Data shown ->
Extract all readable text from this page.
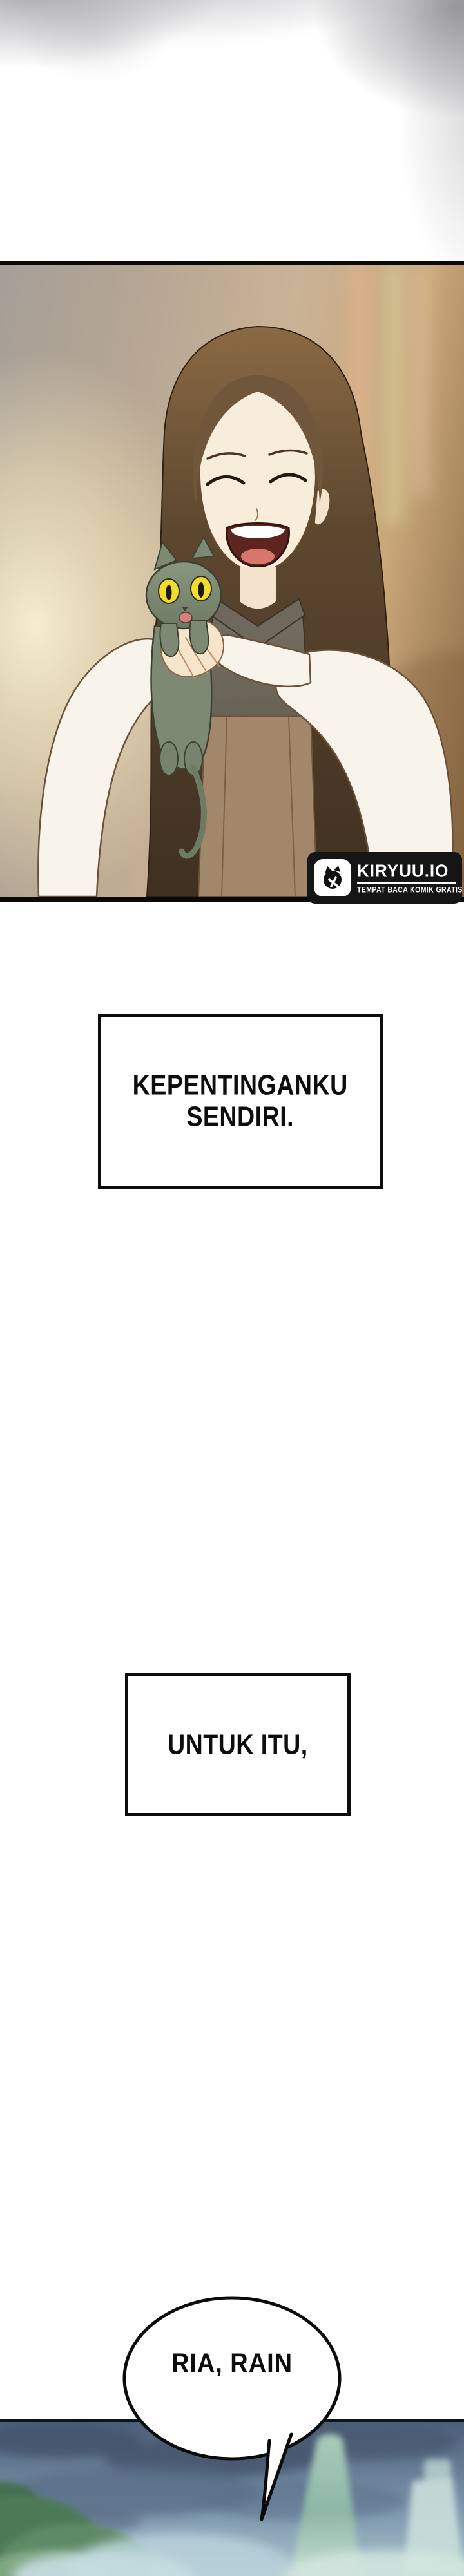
KIRYUU.IO
TEMPAT BACA KOMIK GRATIS
KEPENTINGANKU
SENDIRI.
UNTUK ITU,
RIA, RAIN
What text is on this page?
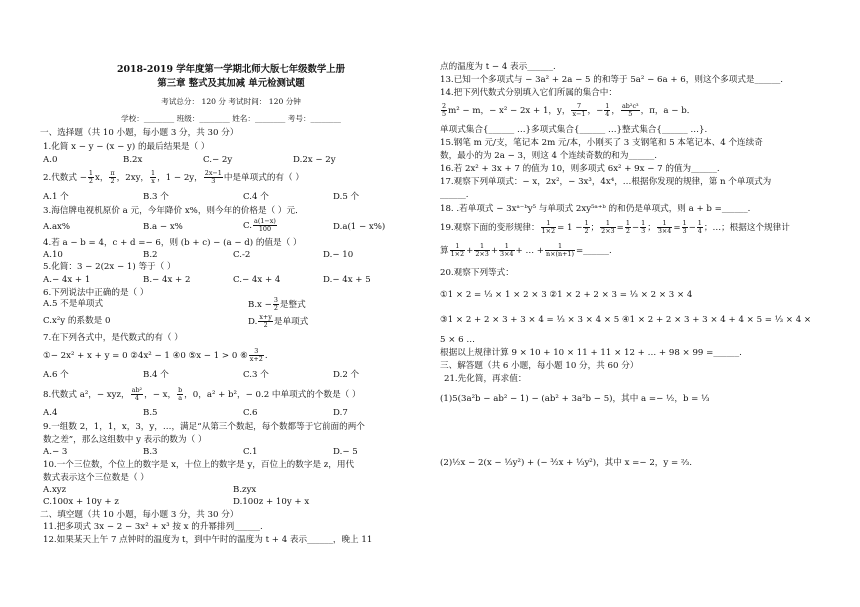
2018-2019 学年度第一学期北师大版七年级数学上册
第三章 整式及其加减 单元检测试题
考试总分： 120 分 考试时间： 120 分钟
学校：________ 班级：________ 姓名：________ 考号：________
一、选择题（共 10 小题，每小题 3 分，共 30 分）
1.化简 x − y − (x − y) 的最后结果是（ ）
A.0	B.2x	C.− 2y	D.2x − 2y
2.代数式 − $\frac{1}{2}$ x， $\frac{\pi}{2}$ ，2xy， $\frac{1}{x}$ ，1 − 2y， $\frac{2x-1}{3}$ 中是单项式的有（ ）
A.1 个	B.3 个	C.4 个	D.5 个
3.海信牌电视机原价 a 元，今年降价 x%，则今年的价格是（ ）元．
A.ax%	B.a − x%	C. $\frac{a(1-x)}{100}$	D.a(1 − x%)
4.若 a − b = 4，c + d =− 6，则 (b + c) − (a − d) 的值是（ ）
A.10	B.2	C.-2	D.− 10
5.化简：3 − 2(2x − 1) 等于（ ）
A.− 4x + 1	B.− 4x + 2	C.− 4x + 4	D.− 4x + 5
6.下列说法中正确的是（ ）
A.5 不是单项式	$B.x - \frac{3}{2}$ 是整式
C.x²y 的系数是 0	D. $\frac{x+y}{2}$ 是单项式
7.在下列各式中，是代数式的有（ ）
①− 2x² + x + y = 0 ②4x² − 1 ④0 ⑤x − 1 > 0 ⑥ $\frac{3}{x+2}$ .
A.6 个	B.4 个	C.3 个	D.2 个
8.代数式 a²，− xyz， $\frac{\text{ab²}}{4}$ ，− x， $\frac{b}{a}$ ，0，a² + b²，− 0.2 中单项式的个数是（ ）
A.4	B.5	C.6	D.7
9.一组数 2，1，1，x，3，y，…，满足“从第三个数起，每个数都等于它前面的两个
数之差”，那么这组数中 y 表示的数为（ ）
A.− 3	B.3	C.1	D.− 5
10.一个三位数，个位上的数字是 x，十位上的数字是 y，百位上的数字是 z，用代
数式表示这个三位数是（ ）
A.xyz	B.zyx
C.100x + 10y + z	D.100z + 10y + x
二、填空题（共 10 小题，每小题 3 分，共 30 分）
11.把多项式 3x − 2 − 3x² + x³ 按 x 的升幂排列______.
12.如果某天上午 7 点钟时的温度为 t，到中午时的温度为 t + 4 表示______，晚上 11
点的温度为 t − 4 表示______.
13.已知一个多项式与 − 3a² + 2a − 5 的和等于 5a² − 6a + 6，则这个多项式是______.
14.把下列代数式分别填入它们所属的集合中：
$\frac{2}{5} m^2 - m$，− x² − 2x + 1，y， $\frac{7}{x-1}$ ，− $\frac{1}{4}$ ， $\frac{\text{ab²c³}}{5}$ ，π，a − b．
单项式集合{______ …}多项式集合{______ …}整式集合{______ …}.
15.钢笔 m 元/支，笔记本 2m 元/本，小刚买了 3 支钢笔和 5 本笔记本、4 个连续奇
数，最小的为 2a − 3，则这 4 个连续奇数的和为______.
16.若 2x² + 3x + 7 的值为 10，则多项式 6x² + 9x − 7 的值为______.
17.观察下列单项式：− x，2x²，− 3x³，4x⁴，…根据你发现的规律，第 n 个单项式为
______.
18. .若单项式 − 3xᵃ⁻ᵇy⁵ 与单项式 2xy⁵ᵃ⁺ᵇ 的和仍是单项式，则 a + b =______.
19.观察下面的变形规律： $\frac{1}{1\times 2} = 1 - \frac{1}{2}$ ； $\frac{1}{2\times 3} = \frac{1}{2} - \frac{1}{3}$ ； $\frac{1}{3\times 4} = \frac{1}{3} - \frac{1}{4}$ ；…；根据这个规律计
算 $\frac{1}{1\times 2} + \frac{1}{2\times 3} + \frac{1}{3\times 4}$ + … + $\frac{1}{n\times(n+1)}$ =______.
20.观察下列等式：
①1 × 2 = ⅓ × 1 × 2 × 3 ②1 × 2 + 2 × 3 = ⅓ × 2 × 3 × 4
③1 × 2 + 2 × 3 + 3 × 4 = ⅓ × 3 × 4 × 5 ④1 × 2 + 2 × 3 + 3 × 4 + 4 × 5 = ⅓ × 4 ×
5 × 6 …
根据以上规律计算 9 × 10 + 10 × 11 + 11 × 12 + … + 98 × 99 =______.
三、解答题（共 6 小题，每小题 10 分，共 60 分）
21.先化简，再求值：
(1)5(3a²b − ab² − 1) − (ab² + 3a²b − 5)，其中 a =− ½，b = ⅓
(2)½x − 2(x − ⅓y²) + (− ³⁄₂x + ⅓y²)，其中 x =− 2，y = ⅔.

Task details ->
Find all the lines containing "this" in the material, then copy them.

Response to the task ->
Extract all readable text from this page.
What text is on this page?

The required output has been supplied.